The public datasets are open source datasets provided by Alibaba Cloud. The public datasets are stored in the public storage of Alibaba Cloud. You can register the public datasets without the need to create replicas in your storage and use these datasets in data processing and modeling tasks. This topic describes the public datasets provided by Machine Learning Platform for AI and how to download these datasets.
Background information
The CIFAR-10 dataset
- train: stores 50,000 images. These images are used for training.
- test: stores 10,000 images. These images are used for testing.
- predict: stores several images. These images are used for prediction.
- Dataset addresses
- China (Hangzhou):
oss://pai-vision-data-hz2.oss-cn-hangzhou.aliyuncs.com/data/cifar10/qince_data/
- China (Shanghai):
oss://pai-vision-data-sh.oss-cn-shanghai.aliyuncs.com/data/cifar10/qince_data/
- China (Beijing):
oss://pai-vision-data-bj.oss-cn-beijing.aliyuncs.com/data/cifar10/qince_data/
- China (Shenzhen):
oss://pai-vision-data-sz.oss-cn-shenzhen.aliyuncs.com/data/cifar10/qince_data/
- China (Hangzhou):
- How to download
Use the ossutil CLI provided by Object Storage Service (OSS) to download the dataset to your on-premises machine. Example:
- For more information about how to download and install ossutil, see Download and installation.
- Run the following command to download the dataset to your on-premises machine. For
more information about ossutil commands, see ossutil.
./ossutilmac64 cp -r oss://pai-vision-data-hz2/data/cifar10/qince_data /Users/tongxin/Desktop
The PASCAL VOC 2007 dataset
PASCAL VOC 2007 is an open source dataset that is widely used to detect objects and partition images. The dataset is also used to benchmark Faster-RCNN and Yolo. The dataset consists of the following files: the Annotations, ImageSets, JPEGImages, SegmentationClass, and SegmentationObject files.
- Dataset addresses
- China (Hangzhou):
oss://pai-vision-data-hz2.oss-cn-hangzhou.aliyuncs.com/data/VOCdevkit/VOC2007/
- China (Shanghai):
oss://pai-vision-data-sh.oss-cn-shanghai.aliyuncs.com/data/VOCdevkit/VOC2007/
- China (Beijing):
oss://pai-vision-data-bj.oss-cn-beijing.aliyuncs.com/data/VOCdevkit/VOC2007/
- China (Shenzhen):
oss://pai-vision-data-sz.oss-cn-shenzhen.aliyuncs.com/data/VOCdevkit/VOC2007/
- China (Hangzhou):
- How to download
Use the ossutil CLI provided by OSS to download the dataset to your on-premises machine. Example:
- For more information about how to download and install ossutil, see Download and installation.
- Run the following command to download the dataset to your on-premises machine. For
more information about ossutil commands, see ossutil.
./ossutilmac64 cp -r oss://pai-vision-data-hz2/data/VOCdevkit/VOC2007 /Users/tongxin/Desktop
Image classification dataset for content moderation
The image classification dataset for content moderation is commonly used in the scenarios in which the content moderation solutions based on image classification provided by Machine Learning Platform for AI are used. The dataset consists of a training set and a test set. You can use the content moderation solution to streamline data preparation, model building, and model deployment based on your business scenarios. This allows you to develop your own risk control system.

Work to be completed
List every file that the text above on Alibaba Cloud public datasets names as part of the PASCAL VOC 2007 dataset.

Records supplied

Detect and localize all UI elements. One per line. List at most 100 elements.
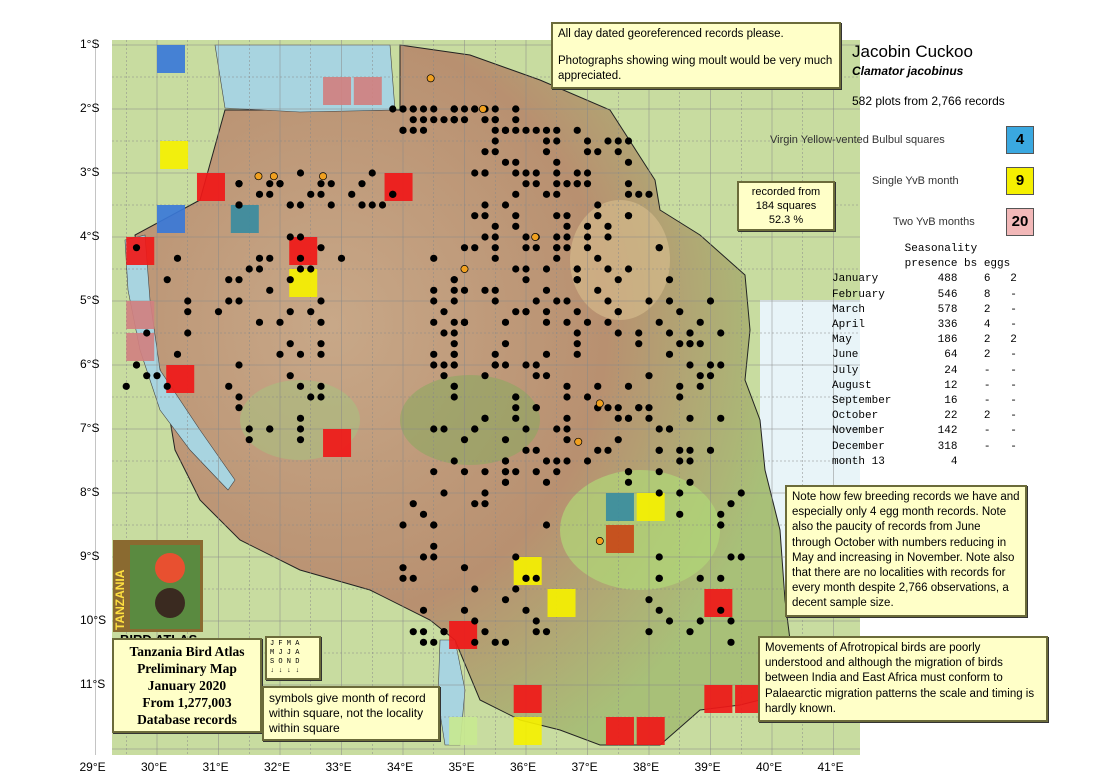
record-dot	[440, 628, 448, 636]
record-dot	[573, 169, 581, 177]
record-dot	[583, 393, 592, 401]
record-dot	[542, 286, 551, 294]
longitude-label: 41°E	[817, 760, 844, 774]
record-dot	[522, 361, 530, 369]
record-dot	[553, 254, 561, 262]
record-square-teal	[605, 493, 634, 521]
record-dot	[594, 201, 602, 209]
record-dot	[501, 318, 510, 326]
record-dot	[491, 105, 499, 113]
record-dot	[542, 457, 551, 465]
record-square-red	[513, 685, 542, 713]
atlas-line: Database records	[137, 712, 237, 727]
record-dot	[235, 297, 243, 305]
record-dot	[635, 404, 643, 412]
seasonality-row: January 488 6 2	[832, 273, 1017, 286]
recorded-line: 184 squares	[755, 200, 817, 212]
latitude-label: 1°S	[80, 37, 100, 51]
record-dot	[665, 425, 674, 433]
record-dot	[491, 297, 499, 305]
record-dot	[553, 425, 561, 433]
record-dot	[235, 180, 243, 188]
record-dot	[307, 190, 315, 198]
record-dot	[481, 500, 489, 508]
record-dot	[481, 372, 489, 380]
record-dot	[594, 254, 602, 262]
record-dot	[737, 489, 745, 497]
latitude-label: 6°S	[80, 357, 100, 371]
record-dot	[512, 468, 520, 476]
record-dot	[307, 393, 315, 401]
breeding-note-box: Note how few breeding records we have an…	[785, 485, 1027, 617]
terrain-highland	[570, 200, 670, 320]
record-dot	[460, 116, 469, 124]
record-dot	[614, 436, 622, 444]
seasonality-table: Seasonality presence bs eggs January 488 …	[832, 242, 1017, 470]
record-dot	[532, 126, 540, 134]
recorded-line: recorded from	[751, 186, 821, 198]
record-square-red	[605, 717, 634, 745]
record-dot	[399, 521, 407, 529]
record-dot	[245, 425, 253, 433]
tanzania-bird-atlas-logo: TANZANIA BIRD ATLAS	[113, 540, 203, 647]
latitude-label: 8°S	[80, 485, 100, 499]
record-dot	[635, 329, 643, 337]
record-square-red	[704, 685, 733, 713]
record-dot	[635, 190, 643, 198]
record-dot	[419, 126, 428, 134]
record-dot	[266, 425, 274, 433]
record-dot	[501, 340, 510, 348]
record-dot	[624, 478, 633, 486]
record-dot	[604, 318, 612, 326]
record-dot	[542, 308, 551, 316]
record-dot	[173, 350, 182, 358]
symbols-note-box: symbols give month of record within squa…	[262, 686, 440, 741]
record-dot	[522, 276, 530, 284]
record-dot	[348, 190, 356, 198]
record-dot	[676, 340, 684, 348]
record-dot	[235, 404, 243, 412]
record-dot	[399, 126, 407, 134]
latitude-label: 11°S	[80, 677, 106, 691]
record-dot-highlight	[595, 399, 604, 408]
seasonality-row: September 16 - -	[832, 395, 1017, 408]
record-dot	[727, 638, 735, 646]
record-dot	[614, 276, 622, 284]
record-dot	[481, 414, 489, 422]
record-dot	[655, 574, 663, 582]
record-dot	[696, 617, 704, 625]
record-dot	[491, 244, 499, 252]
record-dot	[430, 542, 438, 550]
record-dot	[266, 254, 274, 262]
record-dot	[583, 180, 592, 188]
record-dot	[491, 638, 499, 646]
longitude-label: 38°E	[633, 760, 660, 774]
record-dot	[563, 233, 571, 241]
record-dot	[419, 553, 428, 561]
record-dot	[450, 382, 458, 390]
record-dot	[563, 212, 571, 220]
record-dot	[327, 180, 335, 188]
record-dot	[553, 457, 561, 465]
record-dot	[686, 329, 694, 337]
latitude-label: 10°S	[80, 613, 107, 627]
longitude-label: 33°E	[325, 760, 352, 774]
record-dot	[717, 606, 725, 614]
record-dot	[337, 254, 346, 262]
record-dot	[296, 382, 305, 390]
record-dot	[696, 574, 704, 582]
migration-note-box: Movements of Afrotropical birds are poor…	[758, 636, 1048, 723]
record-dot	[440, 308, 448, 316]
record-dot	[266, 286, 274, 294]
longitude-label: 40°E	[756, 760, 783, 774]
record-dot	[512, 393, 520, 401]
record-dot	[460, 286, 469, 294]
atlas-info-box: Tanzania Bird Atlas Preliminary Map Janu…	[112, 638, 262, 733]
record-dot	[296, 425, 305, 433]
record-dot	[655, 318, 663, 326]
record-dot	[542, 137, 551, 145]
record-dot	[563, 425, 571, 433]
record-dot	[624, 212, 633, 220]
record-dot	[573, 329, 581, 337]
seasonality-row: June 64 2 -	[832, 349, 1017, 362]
---
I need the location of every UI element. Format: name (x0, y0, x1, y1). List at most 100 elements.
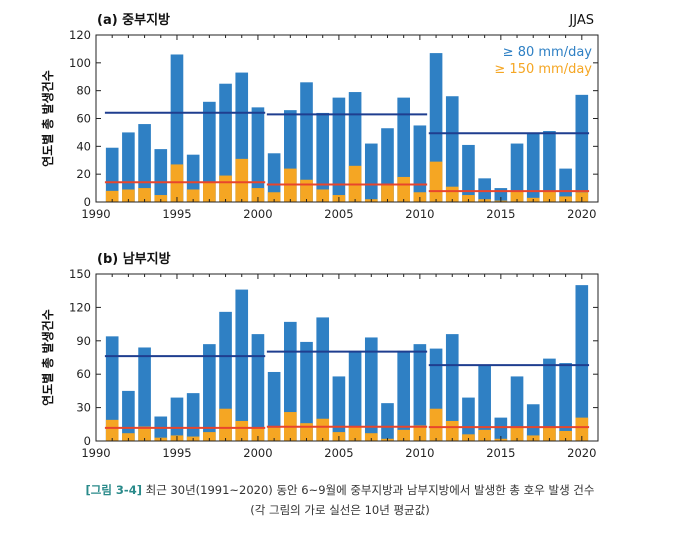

Response to the exercise
Annotations, ImageSets, JPEGImages, SegmentationClass, SegmentationObject